## Dataset records
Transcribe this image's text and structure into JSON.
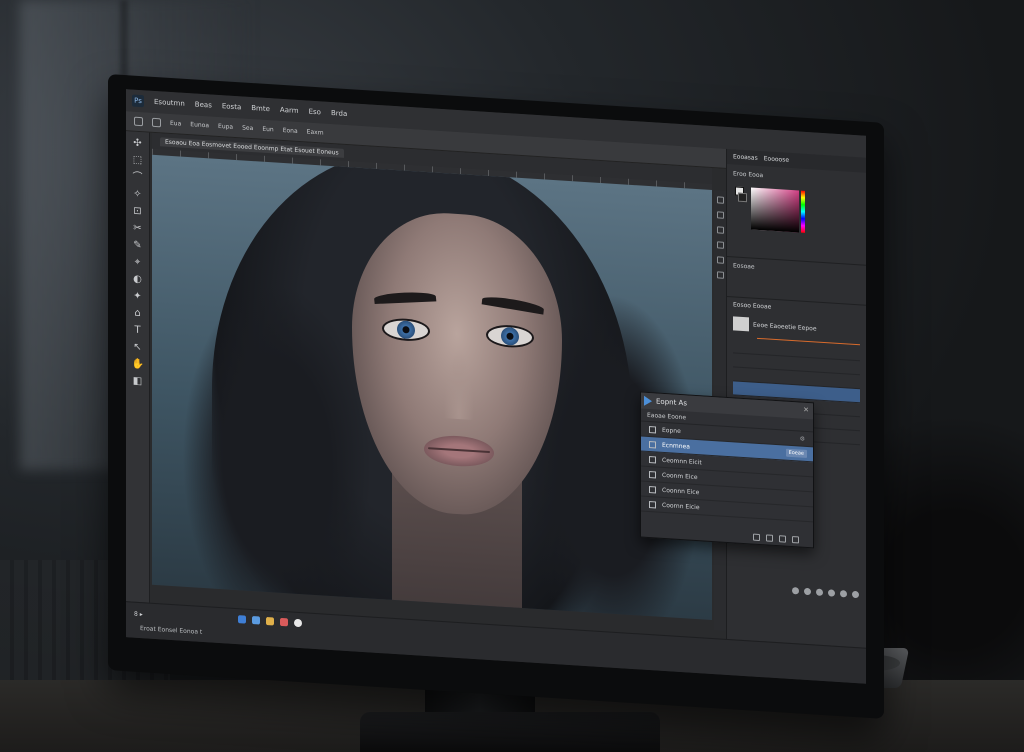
{
  "app": {
    "menu": [
      "Ps",
      "Esoutmn",
      "Beas",
      "Eosta",
      "Bmte",
      "Aarm",
      "Eso",
      "Brda"
    ],
    "options": [
      "Eua",
      "Eunoa",
      "Eupa",
      "Sea",
      "Eun",
      "Eona",
      "Eaxm"
    ],
    "tabs": [
      "Esoaou Eoa Eosmovet Eooed Eoonmp Etat Esouet Eoneus"
    ],
    "tools": [
      "✣",
      "⬚",
      "⌒",
      "✧",
      "⊡",
      "✂",
      "✎",
      "⌖",
      "◐",
      "✦",
      "⌂",
      "T",
      "↖",
      "✋",
      "◧"
    ]
  },
  "status": {
    "zoom": "8 ▸",
    "doc_info": "Eroat Eonsel Eonoa t"
  },
  "panels": {
    "tabs": [
      "Eooasas",
      "Eoooose"
    ],
    "color_label": "Eroo Eooa",
    "adjust_label": "Eosoae",
    "layer_title": "Eosoo Eooae",
    "layer_thumb_label": "Eeoe Eaoeetie Eepoe"
  },
  "dialog": {
    "title": "Eopnt As",
    "subtitle": "Eaoae Eoone",
    "items": [
      {
        "label": "Eopne",
        "icon": "file-icon"
      },
      {
        "label": "Ecnmnea",
        "icon": "folder-icon",
        "badge": "Eoeae"
      },
      {
        "label": "Ceomnn Eicit",
        "icon": "layer-icon"
      },
      {
        "label": "Coonm Eice",
        "icon": "layer-icon"
      },
      {
        "label": "Coonnn Eice",
        "icon": "layer-icon"
      },
      {
        "label": "Coornn Eicie",
        "icon": "layer-icon"
      }
    ]
  },
  "colors": {
    "accent": "#4c8fd8",
    "selection": "#4a6fa0",
    "layer_highlight": "#d86b2c"
  }
}
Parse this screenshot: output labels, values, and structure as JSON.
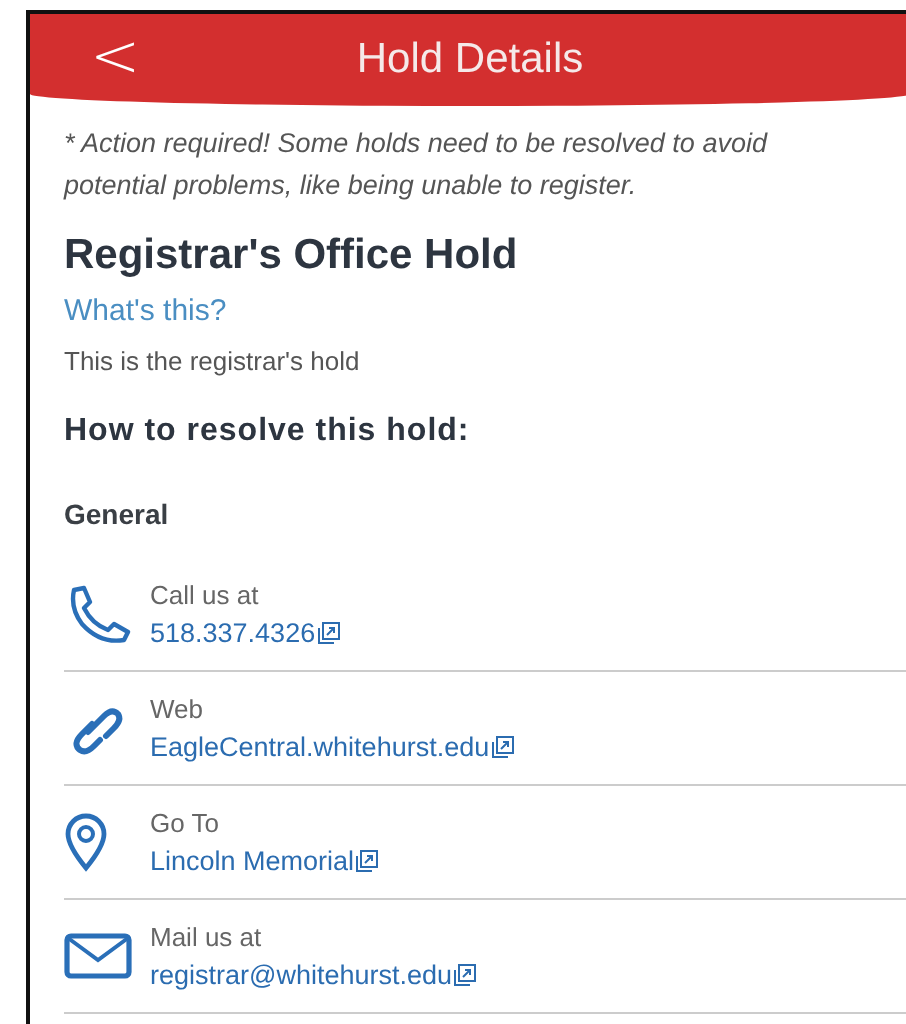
{
  "header": {
    "back": "<",
    "title": "Hold Details"
  },
  "notice": "* Action required! Some holds need to be resolved to avoid potential problems, like being unable to register.",
  "hold": {
    "title": "Registrar's Office Hold",
    "help_link": "What's this?",
    "description": "This is the registrar's hold"
  },
  "resolve_heading": "How to resolve this hold:",
  "section": "General",
  "contacts": [
    {
      "kind": "phone",
      "label": "Call us at",
      "link": "518.337.4326"
    },
    {
      "kind": "web",
      "label": "Web",
      "link": "EagleCentral.whitehurst.edu"
    },
    {
      "kind": "location",
      "label": "Go To",
      "link": "Lincoln Memorial"
    },
    {
      "kind": "mail",
      "label": "Mail us at",
      "link": "registrar@whitehurst.edu"
    }
  ]
}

## PROBLEM
Pull every line containing the word "structure" out of the material.

## WRITTEN SOLUTION
Transcribe this image's text and structure into JSON.
Parse this screenshot: output labels, values, and structure as JSON.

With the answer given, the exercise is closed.